§ Records supplied:
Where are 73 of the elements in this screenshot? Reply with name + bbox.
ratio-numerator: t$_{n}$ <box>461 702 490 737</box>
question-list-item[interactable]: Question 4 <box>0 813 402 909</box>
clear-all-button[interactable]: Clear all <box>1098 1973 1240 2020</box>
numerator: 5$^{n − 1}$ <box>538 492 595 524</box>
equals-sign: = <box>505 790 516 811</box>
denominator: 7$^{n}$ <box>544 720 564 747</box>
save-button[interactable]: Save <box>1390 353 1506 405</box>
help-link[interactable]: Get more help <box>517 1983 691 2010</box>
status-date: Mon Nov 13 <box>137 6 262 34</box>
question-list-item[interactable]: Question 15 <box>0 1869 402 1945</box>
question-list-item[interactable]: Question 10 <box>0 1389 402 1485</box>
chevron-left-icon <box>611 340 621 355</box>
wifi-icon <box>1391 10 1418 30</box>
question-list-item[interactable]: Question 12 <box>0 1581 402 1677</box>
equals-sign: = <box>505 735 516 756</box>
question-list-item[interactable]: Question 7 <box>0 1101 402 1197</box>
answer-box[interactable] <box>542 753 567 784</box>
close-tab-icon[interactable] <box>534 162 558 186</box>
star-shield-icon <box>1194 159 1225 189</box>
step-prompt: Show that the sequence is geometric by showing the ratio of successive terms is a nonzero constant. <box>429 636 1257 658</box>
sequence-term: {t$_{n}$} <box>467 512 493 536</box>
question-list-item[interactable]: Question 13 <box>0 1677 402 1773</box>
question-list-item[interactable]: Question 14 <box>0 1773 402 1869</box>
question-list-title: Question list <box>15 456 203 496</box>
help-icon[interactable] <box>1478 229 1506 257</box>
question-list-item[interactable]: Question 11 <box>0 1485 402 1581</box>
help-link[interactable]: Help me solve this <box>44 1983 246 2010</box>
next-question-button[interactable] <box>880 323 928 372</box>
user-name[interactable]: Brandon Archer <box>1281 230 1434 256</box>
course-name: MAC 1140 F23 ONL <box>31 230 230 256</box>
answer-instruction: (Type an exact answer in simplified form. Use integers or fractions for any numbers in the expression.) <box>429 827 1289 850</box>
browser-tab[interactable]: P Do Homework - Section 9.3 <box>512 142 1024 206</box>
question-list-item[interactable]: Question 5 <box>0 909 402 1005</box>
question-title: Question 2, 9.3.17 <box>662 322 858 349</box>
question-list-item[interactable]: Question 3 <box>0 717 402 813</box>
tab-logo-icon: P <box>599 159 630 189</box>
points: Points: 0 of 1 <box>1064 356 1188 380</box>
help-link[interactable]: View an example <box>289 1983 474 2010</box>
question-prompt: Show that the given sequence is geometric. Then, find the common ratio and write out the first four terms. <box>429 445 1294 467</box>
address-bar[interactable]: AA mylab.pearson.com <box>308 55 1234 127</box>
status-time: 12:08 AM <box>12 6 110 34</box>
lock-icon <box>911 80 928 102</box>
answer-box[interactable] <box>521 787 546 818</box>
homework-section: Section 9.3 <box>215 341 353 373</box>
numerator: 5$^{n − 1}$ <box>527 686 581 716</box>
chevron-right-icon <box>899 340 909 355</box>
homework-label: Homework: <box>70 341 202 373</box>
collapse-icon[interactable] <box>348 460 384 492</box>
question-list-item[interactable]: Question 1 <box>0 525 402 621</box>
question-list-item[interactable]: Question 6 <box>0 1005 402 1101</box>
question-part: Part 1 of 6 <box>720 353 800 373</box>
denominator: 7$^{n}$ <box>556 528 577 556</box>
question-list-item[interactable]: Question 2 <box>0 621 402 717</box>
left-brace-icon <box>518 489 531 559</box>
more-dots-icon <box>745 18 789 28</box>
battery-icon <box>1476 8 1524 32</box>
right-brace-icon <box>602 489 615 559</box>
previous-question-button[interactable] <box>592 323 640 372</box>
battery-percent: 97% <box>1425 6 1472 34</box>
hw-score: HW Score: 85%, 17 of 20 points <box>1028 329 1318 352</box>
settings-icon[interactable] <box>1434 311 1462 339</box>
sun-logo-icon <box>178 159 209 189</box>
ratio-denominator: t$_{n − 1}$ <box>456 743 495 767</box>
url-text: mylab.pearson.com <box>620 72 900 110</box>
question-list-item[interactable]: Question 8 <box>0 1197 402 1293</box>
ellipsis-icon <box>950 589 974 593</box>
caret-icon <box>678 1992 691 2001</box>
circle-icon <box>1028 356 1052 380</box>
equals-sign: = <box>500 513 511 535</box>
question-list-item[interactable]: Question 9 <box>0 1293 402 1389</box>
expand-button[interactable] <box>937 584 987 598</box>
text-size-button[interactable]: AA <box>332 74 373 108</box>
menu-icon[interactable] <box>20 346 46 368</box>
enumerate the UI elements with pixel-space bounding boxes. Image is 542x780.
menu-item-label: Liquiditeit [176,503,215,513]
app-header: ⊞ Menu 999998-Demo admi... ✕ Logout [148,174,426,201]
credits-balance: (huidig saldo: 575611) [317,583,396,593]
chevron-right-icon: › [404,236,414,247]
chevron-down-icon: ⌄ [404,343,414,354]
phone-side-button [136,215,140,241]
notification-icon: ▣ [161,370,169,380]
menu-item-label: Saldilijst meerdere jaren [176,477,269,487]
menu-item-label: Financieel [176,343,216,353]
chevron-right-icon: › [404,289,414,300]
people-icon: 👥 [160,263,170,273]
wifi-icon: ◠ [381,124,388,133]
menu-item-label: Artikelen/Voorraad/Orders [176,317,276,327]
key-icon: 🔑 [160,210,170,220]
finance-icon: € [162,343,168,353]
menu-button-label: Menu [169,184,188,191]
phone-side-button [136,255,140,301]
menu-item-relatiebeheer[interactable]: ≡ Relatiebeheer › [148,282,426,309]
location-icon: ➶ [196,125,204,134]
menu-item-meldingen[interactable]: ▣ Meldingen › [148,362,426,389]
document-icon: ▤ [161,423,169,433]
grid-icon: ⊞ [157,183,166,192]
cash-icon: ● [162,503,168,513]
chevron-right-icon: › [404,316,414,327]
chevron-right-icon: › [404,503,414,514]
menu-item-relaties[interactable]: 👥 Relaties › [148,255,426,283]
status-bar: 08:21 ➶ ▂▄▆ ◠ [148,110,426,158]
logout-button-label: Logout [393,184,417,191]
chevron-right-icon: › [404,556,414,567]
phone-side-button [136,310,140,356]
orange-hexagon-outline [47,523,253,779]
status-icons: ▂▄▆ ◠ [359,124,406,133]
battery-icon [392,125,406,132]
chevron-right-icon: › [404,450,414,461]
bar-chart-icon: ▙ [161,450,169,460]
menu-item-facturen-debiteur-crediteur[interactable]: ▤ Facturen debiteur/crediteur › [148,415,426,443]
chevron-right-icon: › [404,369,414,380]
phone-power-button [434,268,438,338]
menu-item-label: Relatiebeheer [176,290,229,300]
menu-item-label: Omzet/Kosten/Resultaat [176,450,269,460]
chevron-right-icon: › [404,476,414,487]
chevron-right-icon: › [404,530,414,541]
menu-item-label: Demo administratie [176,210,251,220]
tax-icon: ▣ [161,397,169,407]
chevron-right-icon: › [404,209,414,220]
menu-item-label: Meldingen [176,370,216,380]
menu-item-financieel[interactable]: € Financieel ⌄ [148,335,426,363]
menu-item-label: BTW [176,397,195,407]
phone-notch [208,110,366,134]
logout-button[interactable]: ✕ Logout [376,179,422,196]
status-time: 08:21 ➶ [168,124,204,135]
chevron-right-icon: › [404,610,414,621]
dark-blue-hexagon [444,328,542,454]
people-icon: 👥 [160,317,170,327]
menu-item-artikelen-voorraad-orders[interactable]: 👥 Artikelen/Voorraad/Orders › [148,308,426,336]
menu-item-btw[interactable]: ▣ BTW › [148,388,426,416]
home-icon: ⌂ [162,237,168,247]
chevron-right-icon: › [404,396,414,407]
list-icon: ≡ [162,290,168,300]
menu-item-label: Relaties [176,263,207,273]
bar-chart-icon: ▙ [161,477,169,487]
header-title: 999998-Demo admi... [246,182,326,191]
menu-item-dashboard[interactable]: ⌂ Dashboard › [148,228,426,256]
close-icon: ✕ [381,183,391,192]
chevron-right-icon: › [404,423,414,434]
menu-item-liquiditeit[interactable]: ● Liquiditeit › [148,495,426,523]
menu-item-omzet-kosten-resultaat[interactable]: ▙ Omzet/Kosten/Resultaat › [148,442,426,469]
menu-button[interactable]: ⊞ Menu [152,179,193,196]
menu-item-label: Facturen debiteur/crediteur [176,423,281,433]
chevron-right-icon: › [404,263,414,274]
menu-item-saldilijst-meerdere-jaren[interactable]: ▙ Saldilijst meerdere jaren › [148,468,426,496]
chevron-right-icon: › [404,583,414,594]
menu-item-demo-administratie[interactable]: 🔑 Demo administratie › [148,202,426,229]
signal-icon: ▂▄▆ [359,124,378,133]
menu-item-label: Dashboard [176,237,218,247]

§ Written problem: Could you extract every line from the first line of the records above through the line holding "question-list-item[interactable]: Question 14", both included, reproducing each character for character?

§ Answer to the exercise:
Where are 73 of the elements in this screenshot? Reply with name + bbox.
ratio-numerator: t$_{n}$ <box>461 702 490 737</box>
question-list-item[interactable]: Question 4 <box>0 813 402 909</box>
clear-all-button[interactable]: Clear all <box>1098 1973 1240 2020</box>
numerator: 5$^{n − 1}$ <box>538 492 595 524</box>
equals-sign: = <box>505 790 516 811</box>
denominator: 7$^{n}$ <box>544 720 564 747</box>
save-button[interactable]: Save <box>1390 353 1506 405</box>
help-link[interactable]: Get more help <box>517 1983 691 2010</box>
status-date: Mon Nov 13 <box>137 6 262 34</box>
question-list-item[interactable]: Question 15 <box>0 1869 402 1945</box>
question-list-item[interactable]: Question 10 <box>0 1389 402 1485</box>
chevron-left-icon <box>611 340 621 355</box>
wifi-icon <box>1391 10 1418 30</box>
question-list-item[interactable]: Question 12 <box>0 1581 402 1677</box>
equals-sign: = <box>505 735 516 756</box>
question-list-item[interactable]: Question 7 <box>0 1101 402 1197</box>
answer-box[interactable] <box>542 753 567 784</box>
close-tab-icon[interactable] <box>534 162 558 186</box>
star-shield-icon <box>1194 159 1225 189</box>
step-prompt: Show that the sequence is geometric by showing the ratio of successive terms is a nonzero constant. <box>429 636 1257 658</box>
sequence-term: {t$_{n}$} <box>467 512 493 536</box>
question-list-item[interactable]: Question 13 <box>0 1677 402 1773</box>
question-list-item[interactable]: Question 14 <box>0 1773 402 1869</box>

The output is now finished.